(THE EXERCISE):
Below is a block of records; repeat all of them exactly.

(EXERCISE DATA):

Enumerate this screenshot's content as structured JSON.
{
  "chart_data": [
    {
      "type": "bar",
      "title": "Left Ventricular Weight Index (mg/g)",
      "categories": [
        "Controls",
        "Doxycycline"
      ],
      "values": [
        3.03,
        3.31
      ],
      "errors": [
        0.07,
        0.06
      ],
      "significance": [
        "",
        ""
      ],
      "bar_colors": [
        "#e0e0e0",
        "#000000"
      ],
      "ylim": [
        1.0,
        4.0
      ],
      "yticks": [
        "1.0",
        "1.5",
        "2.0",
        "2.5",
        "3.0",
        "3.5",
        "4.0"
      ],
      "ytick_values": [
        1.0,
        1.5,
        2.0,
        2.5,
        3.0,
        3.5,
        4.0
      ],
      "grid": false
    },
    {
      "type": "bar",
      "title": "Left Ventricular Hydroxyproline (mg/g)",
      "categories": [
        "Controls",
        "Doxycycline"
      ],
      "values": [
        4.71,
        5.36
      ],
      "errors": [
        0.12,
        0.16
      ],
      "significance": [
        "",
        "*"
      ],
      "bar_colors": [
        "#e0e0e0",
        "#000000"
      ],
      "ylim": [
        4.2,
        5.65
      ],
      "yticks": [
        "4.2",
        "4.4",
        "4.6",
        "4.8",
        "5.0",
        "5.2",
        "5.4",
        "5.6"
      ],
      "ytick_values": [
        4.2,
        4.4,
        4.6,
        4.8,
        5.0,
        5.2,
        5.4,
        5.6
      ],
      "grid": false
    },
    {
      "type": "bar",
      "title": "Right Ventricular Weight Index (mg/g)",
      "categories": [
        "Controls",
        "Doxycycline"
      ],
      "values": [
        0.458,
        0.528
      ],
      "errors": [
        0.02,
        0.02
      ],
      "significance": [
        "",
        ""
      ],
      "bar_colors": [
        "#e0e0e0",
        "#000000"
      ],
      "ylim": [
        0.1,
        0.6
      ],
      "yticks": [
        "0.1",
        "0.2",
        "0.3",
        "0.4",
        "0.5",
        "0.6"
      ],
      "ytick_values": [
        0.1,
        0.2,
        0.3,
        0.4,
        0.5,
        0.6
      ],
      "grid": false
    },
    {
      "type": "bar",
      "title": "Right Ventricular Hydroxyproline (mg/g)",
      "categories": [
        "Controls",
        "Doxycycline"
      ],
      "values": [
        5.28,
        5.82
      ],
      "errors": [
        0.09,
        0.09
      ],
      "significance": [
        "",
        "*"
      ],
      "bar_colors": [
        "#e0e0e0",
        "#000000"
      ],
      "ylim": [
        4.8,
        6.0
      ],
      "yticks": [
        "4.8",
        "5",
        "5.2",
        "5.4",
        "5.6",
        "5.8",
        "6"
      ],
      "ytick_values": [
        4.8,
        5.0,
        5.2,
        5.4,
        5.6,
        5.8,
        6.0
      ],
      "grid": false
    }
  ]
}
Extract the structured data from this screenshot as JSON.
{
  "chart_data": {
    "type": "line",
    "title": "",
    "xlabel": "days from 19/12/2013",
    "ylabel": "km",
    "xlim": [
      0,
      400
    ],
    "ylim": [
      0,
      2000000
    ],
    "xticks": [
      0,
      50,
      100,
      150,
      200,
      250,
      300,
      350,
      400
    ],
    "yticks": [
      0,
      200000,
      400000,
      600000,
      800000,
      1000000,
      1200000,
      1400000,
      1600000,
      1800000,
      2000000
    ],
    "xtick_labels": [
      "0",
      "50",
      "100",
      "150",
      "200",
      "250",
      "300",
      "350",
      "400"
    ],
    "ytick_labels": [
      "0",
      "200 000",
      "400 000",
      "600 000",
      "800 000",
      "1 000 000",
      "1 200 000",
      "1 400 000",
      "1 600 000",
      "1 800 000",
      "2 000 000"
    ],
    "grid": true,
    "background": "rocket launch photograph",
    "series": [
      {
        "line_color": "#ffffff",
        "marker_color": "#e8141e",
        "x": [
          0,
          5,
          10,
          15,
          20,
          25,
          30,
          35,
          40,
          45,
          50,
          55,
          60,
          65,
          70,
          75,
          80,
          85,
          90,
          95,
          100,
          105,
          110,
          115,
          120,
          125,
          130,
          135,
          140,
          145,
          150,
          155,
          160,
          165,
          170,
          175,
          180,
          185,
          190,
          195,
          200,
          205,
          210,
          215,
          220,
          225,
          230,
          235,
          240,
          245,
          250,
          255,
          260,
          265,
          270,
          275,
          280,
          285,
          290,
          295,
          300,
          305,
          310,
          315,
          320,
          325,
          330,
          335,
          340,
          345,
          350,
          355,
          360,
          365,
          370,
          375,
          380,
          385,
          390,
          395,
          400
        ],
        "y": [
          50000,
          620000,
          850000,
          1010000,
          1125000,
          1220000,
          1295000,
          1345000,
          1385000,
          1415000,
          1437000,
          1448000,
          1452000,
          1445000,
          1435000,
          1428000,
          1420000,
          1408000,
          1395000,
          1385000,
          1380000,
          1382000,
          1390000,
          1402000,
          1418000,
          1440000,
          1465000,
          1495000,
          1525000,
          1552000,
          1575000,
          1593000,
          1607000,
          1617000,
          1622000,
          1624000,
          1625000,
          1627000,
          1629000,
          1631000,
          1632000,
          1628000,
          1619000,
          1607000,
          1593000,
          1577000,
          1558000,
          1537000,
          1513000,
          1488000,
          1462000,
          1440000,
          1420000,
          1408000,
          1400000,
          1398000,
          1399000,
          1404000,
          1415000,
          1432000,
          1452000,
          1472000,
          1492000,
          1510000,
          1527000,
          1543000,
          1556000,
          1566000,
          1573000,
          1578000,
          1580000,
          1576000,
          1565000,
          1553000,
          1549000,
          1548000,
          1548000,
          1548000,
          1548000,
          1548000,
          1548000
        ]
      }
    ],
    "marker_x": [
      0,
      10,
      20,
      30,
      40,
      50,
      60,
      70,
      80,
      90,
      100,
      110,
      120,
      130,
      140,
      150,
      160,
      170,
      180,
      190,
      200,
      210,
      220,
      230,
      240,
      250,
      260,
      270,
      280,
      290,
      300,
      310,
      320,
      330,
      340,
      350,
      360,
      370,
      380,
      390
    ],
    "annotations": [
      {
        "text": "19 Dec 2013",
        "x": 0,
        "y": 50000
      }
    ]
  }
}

(SOLUTION BELOW):
Enumerate this screenshot's content as structured JSON.
{
  "chart_data": [
    {
      "type": "bar",
      "title": "Left Ventricular Weight Index (mg/g)",
      "categories": [
        "Controls",
        "Doxycycline"
      ],
      "values": [
        3.03,
        3.31
      ],
      "errors": [
        0.07,
        0.06
      ],
      "significance": [
        "",
        ""
      ],
      "bar_colors": [
        "#e0e0e0",
        "#000000"
      ],
      "ylim": [
        1.0,
        4.0
      ],
      "yticks": [
        "1.0",
        "1.5",
        "2.0",
        "2.5",
        "3.0",
        "3.5",
        "4.0"
      ],
      "ytick_values": [
        1.0,
        1.5,
        2.0,
        2.5,
        3.0,
        3.5,
        4.0
      ],
      "grid": false
    },
    {
      "type": "bar",
      "title": "Left Ventricular Hydroxyproline (mg/g)",
      "categories": [
        "Controls",
        "Doxycycline"
      ],
      "values": [
        4.71,
        5.36
      ],
      "errors": [
        0.12,
        0.16
      ],
      "significance": [
        "",
        "*"
      ],
      "bar_colors": [
        "#e0e0e0",
        "#000000"
      ],
      "ylim": [
        4.2,
        5.65
      ],
      "yticks": [
        "4.2",
        "4.4",
        "4.6",
        "4.8",
        "5.0",
        "5.2",
        "5.4",
        "5.6"
      ],
      "ytick_values": [
        4.2,
        4.4,
        4.6,
        4.8,
        5.0,
        5.2,
        5.4,
        5.6
      ],
      "grid": false
    },
    {
      "type": "bar",
      "title": "Right Ventricular Weight Index (mg/g)",
      "categories": [
        "Controls",
        "Doxycycline"
      ],
      "values": [
        0.458,
        0.528
      ],
      "errors": [
        0.02,
        0.02
      ],
      "significance": [
        "",
        ""
      ],
      "bar_colors": [
        "#e0e0e0",
        "#000000"
      ],
      "ylim": [
        0.1,
        0.6
      ],
      "yticks": [
        "0.1",
        "0.2",
        "0.3",
        "0.4",
        "0.5",
        "0.6"
      ],
      "ytick_values": [
        0.1,
        0.2,
        0.3,
        0.4,
        0.5,
        0.6
      ],
      "grid": false
    },
    {
      "type": "bar",
      "title": "Right Ventricular Hydroxyproline (mg/g)",
      "categories": [
        "Controls",
        "Doxycycline"
      ],
      "values": [
        5.28,
        5.82
      ],
      "errors": [
        0.09,
        0.09
      ],
      "significance": [
        "",
        "*"
      ],
      "bar_colors": [
        "#e0e0e0",
        "#000000"
      ],
      "ylim": [
        4.8,
        6.0
      ],
      "yticks": [
        "4.8",
        "5",
        "5.2",
        "5.4",
        "5.6",
        "5.8",
        "6"
      ],
      "ytick_values": [
        4.8,
        5.0,
        5.2,
        5.4,
        5.6,
        5.8,
        6.0
      ],
      "grid": false
    }
  ]
}
Extract the structured data from this screenshot as JSON.
{
  "chart_data": {
    "type": "line",
    "title": "",
    "xlabel": "days from 19/12/2013",
    "ylabel": "km",
    "xlim": [
      0,
      400
    ],
    "ylim": [
      0,
      2000000
    ],
    "xticks": [
      0,
      50,
      100,
      150,
      200,
      250,
      300,
      350,
      400
    ],
    "yticks": [
      0,
      200000,
      400000,
      600000,
      800000,
      1000000,
      1200000,
      1400000,
      1600000,
      1800000,
      2000000
    ],
    "xtick_labels": [
      "0",
      "50",
      "100",
      "150",
      "200",
      "250",
      "300",
      "350",
      "400"
    ],
    "ytick_labels": [
      "0",
      "200 000",
      "400 000",
      "600 000",
      "800 000",
      "1 000 000",
      "1 200 000",
      "1 400 000",
      "1 600 000",
      "1 800 000",
      "2 000 000"
    ],
    "grid": true,
    "background": "rocket launch photograph",
    "series": [
      {
        "line_color": "#ffffff",
        "marker_color": "#e8141e",
        "x": [
          0,
          5,
          10,
          15,
          20,
          25,
          30,
          35,
          40,
          45,
          50,
          55,
          60,
          65,
          70,
          75,
          80,
          85,
          90,
          95,
          100,
          105,
          110,
          115,
          120,
          125,
          130,
          135,
          140,
          145,
          150,
          155,
          160,
          165,
          170,
          175,
          180,
          185,
          190,
          195,
          200,
          205,
          210,
          215,
          220,
          225,
          230,
          235,
          240,
          245,
          250,
          255,
          260,
          265,
          270,
          275,
          280,
          285,
          290,
          295,
          300,
          305,
          310,
          315,
          320,
          325,
          330,
          335,
          340,
          345,
          350,
          355,
          360,
          365,
          370,
          375,
          380,
          385,
          390,
          395,
          400
        ],
        "y": [
          50000,
          620000,
          850000,
          1010000,
          1125000,
          1220000,
          1295000,
          1345000,
          1385000,
          1415000,
          1437000,
          1448000,
          1452000,
          1445000,
          1435000,
          1428000,
          1420000,
          1408000,
          1395000,
          1385000,
          1380000,
          1382000,
          1390000,
          1402000,
          1418000,
          1440000,
          1465000,
          1495000,
          1525000,
          1552000,
          1575000,
          1593000,
          1607000,
          1617000,
          1622000,
          1624000,
          1625000,
          1627000,
          1629000,
          1631000,
          1632000,
          1628000,
          1619000,
          1607000,
          1593000,
          1577000,
          1558000,
          1537000,
          1513000,
          1488000,
          1462000,
          1440000,
          1420000,
          1408000,
          1400000,
          1398000,
          1399000,
          1404000,
          1415000,
          1432000,
          1452000,
          1472000,
          1492000,
          1510000,
          1527000,
          1543000,
          1556000,
          1566000,
          1573000,
          1578000,
          1580000,
          1576000,
          1565000,
          1553000,
          1549000,
          1548000,
          1548000,
          1548000,
          1548000,
          1548000,
          1548000
        ]
      }
    ],
    "marker_x": [
      0,
      10,
      20,
      30,
      40,
      50,
      60,
      70,
      80,
      90,
      100,
      110,
      120,
      130,
      140,
      150,
      160,
      170,
      180,
      190,
      200,
      210,
      220,
      230,
      240,
      250,
      260,
      270,
      280,
      290,
      300,
      310,
      320,
      330,
      340,
      350,
      360,
      370,
      380,
      390
    ],
    "annotations": [
      {
        "text": "19 Dec 2013",
        "x": 0,
        "y": 50000
      }
    ]
  }
}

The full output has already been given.